Spatial annotation records
[start]

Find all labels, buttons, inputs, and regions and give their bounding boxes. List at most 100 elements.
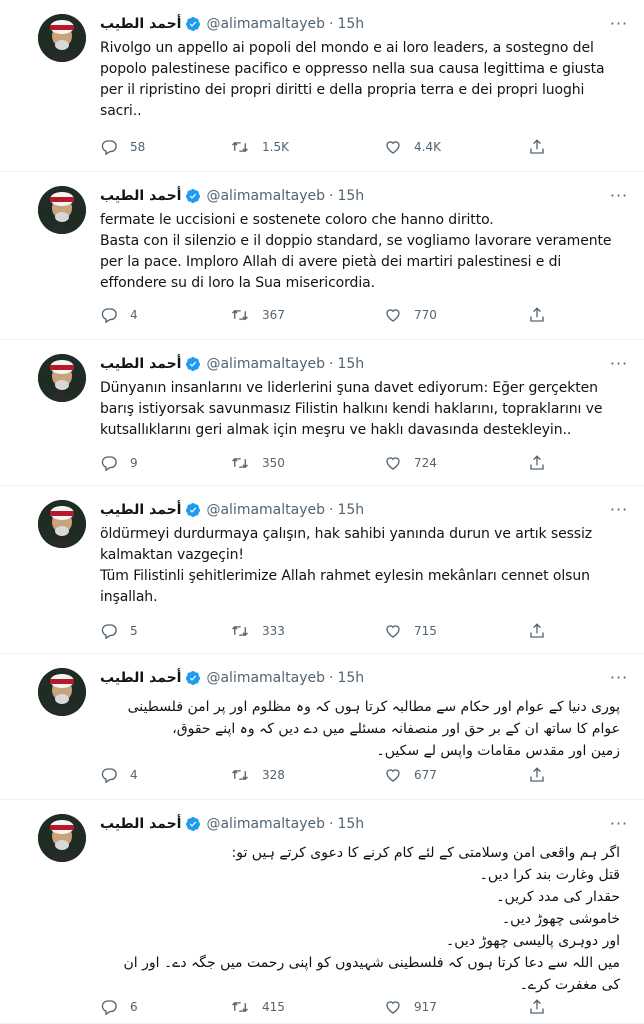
- timestamp[interactable]: 15h: [337, 502, 364, 518]
- tweet[interactable]: أحمد الطيب @alimamaltayeb · 15h ··· اگر …: [0, 800, 644, 1024]
- tweet-text-line: effondere su di loro la Sua misericordia…: [100, 275, 375, 291]
- retweet-button[interactable]: 367: [230, 306, 285, 324]
- retweet-icon: [230, 306, 250, 324]
- like-count: 677: [414, 768, 437, 782]
- like-button[interactable]: 715: [384, 622, 437, 640]
- tweet[interactable]: أحمد الطيب @alimamaltayeb · 15h ··· پوری…: [0, 654, 644, 800]
- reply-button[interactable]: 4: [100, 306, 138, 324]
- retweet-button[interactable]: 415: [230, 998, 285, 1016]
- tweet[interactable]: أحمد الطيب @alimamaltayeb · 15h ··· Rivo…: [0, 0, 644, 172]
- timestamp[interactable]: 15h: [337, 816, 364, 832]
- reply-count: 6: [130, 1000, 138, 1014]
- like-button[interactable]: 724: [384, 454, 437, 472]
- reply-count: 4: [130, 768, 138, 782]
- author-handle[interactable]: @alimamaltayeb: [206, 16, 325, 32]
- author-name[interactable]: أحمد الطيب: [100, 502, 181, 518]
- like-button[interactable]: 4.4K: [384, 138, 441, 156]
- share-icon: [528, 766, 546, 784]
- verified-badge-icon: [185, 670, 201, 686]
- timestamp[interactable]: 15h: [337, 16, 364, 32]
- verified-badge-icon: [185, 188, 201, 204]
- tweet-text-line: خاموشی چھوڑ دیں۔: [501, 911, 620, 927]
- tweet-text-line: قتل وغارت بند کرا دیں۔: [479, 867, 620, 883]
- share-button[interactable]: [528, 454, 546, 472]
- timestamp[interactable]: 15h: [337, 188, 364, 204]
- avatar[interactable]: [38, 354, 86, 402]
- more-options-icon[interactable]: ···: [608, 185, 630, 205]
- share-button[interactable]: [528, 138, 546, 156]
- author-handle[interactable]: @alimamaltayeb: [206, 670, 325, 686]
- like-button[interactable]: 917: [384, 998, 437, 1016]
- tweet-text-line: kalmaktan vazgeçin!: [100, 547, 244, 563]
- reply-button[interactable]: 4: [100, 766, 138, 784]
- tweet[interactable]: أحمد الطيب @alimamaltayeb · 15h ··· ferm…: [0, 172, 644, 340]
- more-options-icon[interactable]: ···: [608, 813, 630, 833]
- more-options-icon[interactable]: ···: [608, 499, 630, 519]
- share-button[interactable]: [528, 766, 546, 784]
- author-handle[interactable]: @alimamaltayeb: [206, 356, 325, 372]
- avatar[interactable]: [38, 186, 86, 234]
- reply-button[interactable]: 5: [100, 622, 138, 640]
- author-name[interactable]: أحمد الطيب: [100, 670, 181, 686]
- author-name[interactable]: أحمد الطيب: [100, 356, 181, 372]
- tweet-text-line: حقدار کی مدد کریں۔: [496, 889, 620, 905]
- heart-icon: [384, 306, 402, 324]
- retweet-count: 367: [262, 308, 285, 322]
- reply-count: 58: [130, 140, 146, 154]
- avatar[interactable]: [38, 500, 86, 548]
- reply-button[interactable]: 9: [100, 454, 138, 472]
- tweet-actions: 6 415 917: [100, 996, 560, 1018]
- reply-button[interactable]: 6: [100, 998, 138, 1016]
- separator: ·: [329, 670, 334, 686]
- share-button[interactable]: [528, 622, 546, 640]
- retweet-button[interactable]: 333: [230, 622, 285, 640]
- like-button[interactable]: 770: [384, 306, 437, 324]
- retweet-icon: [230, 622, 250, 640]
- tweet-header: أحمد الطيب @alimamaltayeb · 15h: [100, 14, 614, 34]
- author-name[interactable]: أحمد الطيب: [100, 816, 181, 832]
- tweet-text-line: per la pace. Imploro Allah di avere piet…: [100, 254, 562, 270]
- retweet-button[interactable]: 328: [230, 766, 285, 784]
- timestamp[interactable]: 15h: [337, 670, 364, 686]
- retweet-count: 350: [262, 456, 285, 470]
- verified-badge-icon: [185, 16, 201, 32]
- tweet-text-line: öldürmeyi durdurmaya çalışın, hak sahibi…: [100, 526, 593, 542]
- retweet-icon: [230, 454, 250, 472]
- timestamp[interactable]: 15h: [337, 356, 364, 372]
- reply-icon: [100, 766, 118, 784]
- like-button[interactable]: 677: [384, 766, 437, 784]
- tweet[interactable]: أحمد الطيب @alimamaltayeb · 15h ··· öldü…: [0, 486, 644, 654]
- share-icon: [528, 622, 546, 640]
- retweet-button[interactable]: 350: [230, 454, 285, 472]
- more-options-icon[interactable]: ···: [608, 13, 630, 33]
- reply-icon: [100, 138, 118, 156]
- like-count: 917: [414, 1000, 437, 1014]
- tweet-text-line: عوام کا ساتھ ان کے بر حق اور منصفانہ مسئ…: [172, 721, 620, 737]
- reply-button[interactable]: 58: [100, 138, 145, 156]
- author-name[interactable]: أحمد الطيب: [100, 16, 181, 32]
- tweet-actions: 4 328 677: [100, 764, 560, 786]
- retweet-button[interactable]: 1.5K: [230, 138, 289, 156]
- author-handle[interactable]: @alimamaltayeb: [206, 502, 325, 518]
- retweet-count: 415: [262, 1000, 285, 1014]
- tweet-text-line: Rivolgo un appello ai popoli del mondo e…: [100, 40, 594, 56]
- more-options-icon[interactable]: ···: [608, 667, 630, 687]
- share-icon: [528, 454, 546, 472]
- heart-icon: [384, 998, 402, 1016]
- heart-icon: [384, 766, 402, 784]
- tweet-text-line: Tüm Filistinli şehitlerimize Allah rahme…: [100, 568, 590, 584]
- author-handle[interactable]: @alimamaltayeb: [206, 188, 325, 204]
- share-icon: [528, 306, 546, 324]
- share-button[interactable]: [528, 998, 546, 1016]
- heart-icon: [384, 622, 402, 640]
- author-handle[interactable]: @alimamaltayeb: [206, 816, 325, 832]
- tweet[interactable]: أحمد الطيب @alimamaltayeb · 15h ··· Düny…: [0, 340, 644, 486]
- more-options-icon[interactable]: ···: [608, 353, 630, 373]
- avatar[interactable]: [38, 814, 86, 862]
- author-name[interactable]: أحمد الطيب: [100, 188, 181, 204]
- tweet-actions: 4 367 770: [100, 304, 560, 326]
- avatar[interactable]: [38, 668, 86, 716]
- share-button[interactable]: [528, 306, 546, 324]
- tweet-text-line: زمین اور مقدس مقامات واپس لے سکیں۔: [376, 743, 621, 759]
- avatar[interactable]: [38, 14, 86, 62]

[end]

**Task instructions:**
Write out the item lines from the one containing "- timestamp[interactable]: 15h: [337, 502, 364, 518]" through the one containing "- like-count: 677: [414, 768, 437, 782]", both included, as a JSON list of strings with one string per line and no blank lines.

**Exercise response:**
[
  "- timestamp[interactable]: 15h: [337, 502, 364, 518]",
  "- tweet[interactable]: أحمد الطيب @alimamaltayeb · 15h ··· اگر …: [0, 800, 644, 1024]",
  "- tweet-text-line: effondere su di loro la Sua misericordia…: [100, 275, 375, 291]",
  "- retweet-button[interactable]: 367: [230, 306, 285, 324]",
  "- retweet-icon: [230, 306, 250, 324]",
  "- like-count: 677: [414, 768, 437, 782]"
]